Write out the material below again, unchanged.

^^^^

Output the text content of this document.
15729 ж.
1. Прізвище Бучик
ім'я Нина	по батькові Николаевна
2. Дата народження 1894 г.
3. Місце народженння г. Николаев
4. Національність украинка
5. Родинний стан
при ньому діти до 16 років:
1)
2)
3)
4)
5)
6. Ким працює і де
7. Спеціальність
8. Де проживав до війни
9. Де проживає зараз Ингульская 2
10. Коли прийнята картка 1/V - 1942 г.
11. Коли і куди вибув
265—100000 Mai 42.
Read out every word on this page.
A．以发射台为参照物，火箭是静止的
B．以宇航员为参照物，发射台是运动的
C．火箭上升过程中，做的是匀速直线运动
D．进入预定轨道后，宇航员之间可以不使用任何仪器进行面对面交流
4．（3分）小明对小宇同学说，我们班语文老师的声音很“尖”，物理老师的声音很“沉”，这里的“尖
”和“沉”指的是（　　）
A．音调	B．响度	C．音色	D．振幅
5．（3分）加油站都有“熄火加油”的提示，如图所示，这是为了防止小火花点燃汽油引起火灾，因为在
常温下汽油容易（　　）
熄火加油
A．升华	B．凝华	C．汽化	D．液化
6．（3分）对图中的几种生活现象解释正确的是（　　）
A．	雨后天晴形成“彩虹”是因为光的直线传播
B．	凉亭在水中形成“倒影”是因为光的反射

^^^^

§ SOLVED EXERCISE
Output the text content of this document.
15729 ж.
1. Прізвище Бучик
ім'я Нина	по батькові Николаевна
2. Дата народження 1894 г.
3. Місце народженння г. Николаев
4. Національність украинка
5. Родинний стан
при ньому діти до 16 років:
1)
2)
3)
4)
5)
6. Ким працює і де
7. Спеціальність
8. Де проживав до війни
9. Де проживає зараз Ингульская 2
10. Коли прийнята картка 1/V - 1942 г.
11. Коли і куди вибув
265—100000 Mai 42.
Read out every word on this page.
A．以发射台为参照物，火箭是静止的
B．以宇航员为参照物，发射台是运动的
C．火箭上升过程中，做的是匀速直线运动
D．进入预定轨道后，宇航员之间可以不使用任何仪器进行面对面交流
4．（3分）小明对小宇同学说，我们班语文老师的声音很“尖”，物理老师的声音很“沉”，这里的“尖
”和“沉”指的是（　　）
A．音调	B．响度	C．音色	D．振幅
5．（3分）加油站都有“熄火加油”的提示，如图所示，这是为了防止小火花点燃汽油引起火灾，因为在
常温下汽油容易（　　）
熄火加油
A．升华	B．凝华	C．汽化	D．液化
6．（3分）对图中的几种生活现象解释正确的是（　　）
A．	雨后天晴形成“彩虹”是因为光的直线传播
B．	凉亭在水中形成“倒影”是因为光的反射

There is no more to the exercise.